= DIRECTION =
Continue the commentary on the royal visit to Jallianwala Bagh and New Labour's imperial politics, picking up right after its final sentence.

= PROVIDED TEXT =
■ ■ ■ ■

That the solitary comment Prince Philip had to offer after his visit to Jallianwala Bagh was on this issue made clear that the living symbols of New Labour's imperial heritage were wholly unreconstructed. The Duke of Edinburgh was not willing to be humbled before a monument to the murderous brutality of British colonialism. The issue was not, contrary to some reportage, the number of people killed on that fateful Baisakhi day. The record ranged from 290, the initial government estimate, to 1,000, the figure broadly accepted by the Indian National Congress' independent inquiry (see separate story). Prince Philip's assertion may have been entirely accurate, but the fact that it was the only aspect of the massacre that exercised his imagination, caused offence. It suggested that the death of 379 people was in some way inadequate to appall the royal conscience, in the way the death of 2,000 people would have. Perhaps more important of all, the staggering arrogance that Prince Philip displayed in citing his source of information on the tragedy made clear the lack of integrity in the wreath-laying.

BUT why was the visit to Jallianwala Bagh and the subsequent visit to the Golden Temple important to New Labour in the first place? Part of the answer lies in the New Nationalism of New Labour. The party's reconstruction by Prime Minister Tony Blair has in part consisted of the appropriation of that traditional Conservative platform, Britain's imperial past. This strategy was invented to deny the Right electoral recourse to ultra-nationalism, of the kind witnessed during the Falklands war. It finds articulation in New Labour's foreign policy - witness British Foreign Secretary Robin Cook's recent assertions that an interventionist role in Kashmir would be justified by its "obligations as the former colonial power."

■ ■ ■ ■

[Region annotation records]
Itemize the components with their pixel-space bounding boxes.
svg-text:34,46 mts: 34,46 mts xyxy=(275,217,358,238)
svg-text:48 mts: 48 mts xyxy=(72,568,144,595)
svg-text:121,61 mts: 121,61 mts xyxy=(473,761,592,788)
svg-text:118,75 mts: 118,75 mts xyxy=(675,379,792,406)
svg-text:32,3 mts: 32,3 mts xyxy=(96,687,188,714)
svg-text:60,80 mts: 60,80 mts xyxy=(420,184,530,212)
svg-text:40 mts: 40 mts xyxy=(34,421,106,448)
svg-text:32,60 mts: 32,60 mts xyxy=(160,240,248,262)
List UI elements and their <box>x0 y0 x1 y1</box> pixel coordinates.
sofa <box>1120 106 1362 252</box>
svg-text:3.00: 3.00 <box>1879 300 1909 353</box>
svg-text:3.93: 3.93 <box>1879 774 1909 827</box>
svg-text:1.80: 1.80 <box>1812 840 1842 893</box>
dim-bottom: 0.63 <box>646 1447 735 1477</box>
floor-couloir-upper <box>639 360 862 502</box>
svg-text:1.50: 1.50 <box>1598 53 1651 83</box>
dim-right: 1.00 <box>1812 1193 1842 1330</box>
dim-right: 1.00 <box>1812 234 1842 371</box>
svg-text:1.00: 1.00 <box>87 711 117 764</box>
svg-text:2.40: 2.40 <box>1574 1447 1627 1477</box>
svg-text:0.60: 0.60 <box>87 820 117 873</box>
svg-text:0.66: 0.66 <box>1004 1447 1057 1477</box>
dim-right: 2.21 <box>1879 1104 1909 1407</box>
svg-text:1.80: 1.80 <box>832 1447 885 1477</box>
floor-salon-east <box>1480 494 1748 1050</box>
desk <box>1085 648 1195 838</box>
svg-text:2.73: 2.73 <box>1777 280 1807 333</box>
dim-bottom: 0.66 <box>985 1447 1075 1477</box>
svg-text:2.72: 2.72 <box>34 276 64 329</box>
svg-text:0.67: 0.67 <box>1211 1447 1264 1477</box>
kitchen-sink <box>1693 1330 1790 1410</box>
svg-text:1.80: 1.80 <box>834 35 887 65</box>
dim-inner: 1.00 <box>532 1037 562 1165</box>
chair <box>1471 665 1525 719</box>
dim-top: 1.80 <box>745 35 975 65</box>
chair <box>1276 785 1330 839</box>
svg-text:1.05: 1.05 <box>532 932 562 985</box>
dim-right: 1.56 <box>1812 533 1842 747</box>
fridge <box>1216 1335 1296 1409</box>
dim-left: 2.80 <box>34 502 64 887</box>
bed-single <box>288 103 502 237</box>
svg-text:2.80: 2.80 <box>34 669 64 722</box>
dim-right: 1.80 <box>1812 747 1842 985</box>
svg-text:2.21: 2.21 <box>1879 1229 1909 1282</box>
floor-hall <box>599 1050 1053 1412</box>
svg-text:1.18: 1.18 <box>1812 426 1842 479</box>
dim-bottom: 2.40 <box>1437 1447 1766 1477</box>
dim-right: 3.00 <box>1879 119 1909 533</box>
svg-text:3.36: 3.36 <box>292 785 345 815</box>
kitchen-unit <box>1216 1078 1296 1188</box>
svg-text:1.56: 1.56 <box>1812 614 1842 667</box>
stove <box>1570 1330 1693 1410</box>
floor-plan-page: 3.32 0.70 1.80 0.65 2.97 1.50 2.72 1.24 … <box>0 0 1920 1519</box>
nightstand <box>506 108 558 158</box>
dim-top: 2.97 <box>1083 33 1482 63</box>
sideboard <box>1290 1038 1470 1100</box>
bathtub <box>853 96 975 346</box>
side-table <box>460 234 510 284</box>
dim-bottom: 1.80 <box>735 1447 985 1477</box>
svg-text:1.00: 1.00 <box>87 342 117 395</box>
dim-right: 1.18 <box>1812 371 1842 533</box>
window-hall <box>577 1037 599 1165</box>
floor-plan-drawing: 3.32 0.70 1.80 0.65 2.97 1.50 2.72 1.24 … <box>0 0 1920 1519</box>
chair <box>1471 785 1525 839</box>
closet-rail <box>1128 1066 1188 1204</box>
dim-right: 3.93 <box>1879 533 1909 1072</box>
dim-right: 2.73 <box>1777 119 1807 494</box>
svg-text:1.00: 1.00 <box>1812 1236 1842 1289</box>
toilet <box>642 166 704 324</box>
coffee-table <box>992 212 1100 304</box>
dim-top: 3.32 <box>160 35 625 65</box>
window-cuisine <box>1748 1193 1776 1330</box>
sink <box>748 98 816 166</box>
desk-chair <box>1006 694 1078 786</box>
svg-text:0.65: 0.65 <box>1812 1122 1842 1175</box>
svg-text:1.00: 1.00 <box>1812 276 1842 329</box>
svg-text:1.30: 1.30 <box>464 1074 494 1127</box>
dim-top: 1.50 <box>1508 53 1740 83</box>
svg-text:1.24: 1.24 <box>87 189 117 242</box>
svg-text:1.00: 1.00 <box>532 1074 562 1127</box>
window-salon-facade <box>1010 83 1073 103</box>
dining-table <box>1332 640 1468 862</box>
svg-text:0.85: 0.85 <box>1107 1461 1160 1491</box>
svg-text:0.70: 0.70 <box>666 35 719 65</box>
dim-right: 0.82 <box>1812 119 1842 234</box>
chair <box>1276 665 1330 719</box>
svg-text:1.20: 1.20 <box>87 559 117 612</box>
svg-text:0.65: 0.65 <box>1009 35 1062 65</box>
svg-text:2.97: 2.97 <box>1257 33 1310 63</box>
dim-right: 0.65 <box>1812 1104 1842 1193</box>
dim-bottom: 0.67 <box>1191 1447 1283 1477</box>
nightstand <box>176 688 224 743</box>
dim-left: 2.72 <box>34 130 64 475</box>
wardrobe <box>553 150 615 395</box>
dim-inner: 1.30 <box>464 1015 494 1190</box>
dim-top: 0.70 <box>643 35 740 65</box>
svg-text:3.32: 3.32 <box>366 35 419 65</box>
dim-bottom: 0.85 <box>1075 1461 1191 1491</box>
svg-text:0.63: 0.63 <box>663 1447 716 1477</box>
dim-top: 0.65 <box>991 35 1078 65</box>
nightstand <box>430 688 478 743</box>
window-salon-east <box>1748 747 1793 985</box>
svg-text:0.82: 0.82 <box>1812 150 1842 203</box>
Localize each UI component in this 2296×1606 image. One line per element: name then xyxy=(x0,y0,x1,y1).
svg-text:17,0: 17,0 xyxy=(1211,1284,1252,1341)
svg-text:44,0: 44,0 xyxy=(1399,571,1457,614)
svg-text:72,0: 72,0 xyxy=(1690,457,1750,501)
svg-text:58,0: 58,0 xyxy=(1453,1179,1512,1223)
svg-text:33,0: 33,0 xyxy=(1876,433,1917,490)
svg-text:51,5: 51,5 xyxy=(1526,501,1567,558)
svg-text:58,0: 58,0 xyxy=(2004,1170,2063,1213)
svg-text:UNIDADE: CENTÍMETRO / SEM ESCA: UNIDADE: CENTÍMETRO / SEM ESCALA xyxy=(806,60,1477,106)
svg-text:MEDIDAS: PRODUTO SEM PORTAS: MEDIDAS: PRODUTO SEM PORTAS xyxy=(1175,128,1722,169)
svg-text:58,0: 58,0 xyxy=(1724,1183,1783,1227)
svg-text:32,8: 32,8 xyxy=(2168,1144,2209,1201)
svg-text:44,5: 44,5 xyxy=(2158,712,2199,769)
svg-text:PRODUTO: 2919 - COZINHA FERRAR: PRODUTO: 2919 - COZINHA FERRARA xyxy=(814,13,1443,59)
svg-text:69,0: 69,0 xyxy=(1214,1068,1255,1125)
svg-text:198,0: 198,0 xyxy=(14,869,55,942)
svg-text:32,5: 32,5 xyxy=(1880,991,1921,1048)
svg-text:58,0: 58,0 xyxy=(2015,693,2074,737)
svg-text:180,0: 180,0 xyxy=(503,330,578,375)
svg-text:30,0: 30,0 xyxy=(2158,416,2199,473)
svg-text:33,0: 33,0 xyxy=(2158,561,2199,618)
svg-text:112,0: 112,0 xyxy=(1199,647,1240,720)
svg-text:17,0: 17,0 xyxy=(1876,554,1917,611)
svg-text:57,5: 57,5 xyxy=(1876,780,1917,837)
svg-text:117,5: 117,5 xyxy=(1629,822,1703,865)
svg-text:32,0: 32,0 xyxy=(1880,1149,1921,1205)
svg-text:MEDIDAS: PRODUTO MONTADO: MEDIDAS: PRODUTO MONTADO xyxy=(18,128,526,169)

■ ■ ■ ■

= WRITTEN RESPONSE =
But the new nationalism also serves a vital, and often unanalysed, domestic agenda. For Asian migrants in the United Kingdom, the Empire provides a vital, if misguided, defence against racism, emphasising the historic linkages between their state of origin and white Britain, thus legitimising their presence in that country. Labour's multiculturalism is in fact founded on "imperial heritage": a politics that subsumes minority cultures within a broader narrative of England and the Empire.

The Queen's visit to Amritsar served Labour's Sikh constituency by providing legitimacy and dignity to the existence of this largely working class and politically marginal community. Its politics was, in this sense, identical to that of the Queen's subsequent visit to the Ekambaranathar temple in Kancheepuram, near Chennai, targeted at relatively affluent Hindu migrants in the U.K. New Labour has assiduously cultivated Sikh voters in the U.K., on occasion flirting with far-right Khalistan groups. A simple visit to the Golden Temple would not by itself have served to incorporate Britain's Sikhs within Labour's new nationalism. Memories of resistance to imperialism are still alive, particularly among an older generation of immigrants, and the visit to Jallianwala Bagh was essential if a burial of the past was to be signalled.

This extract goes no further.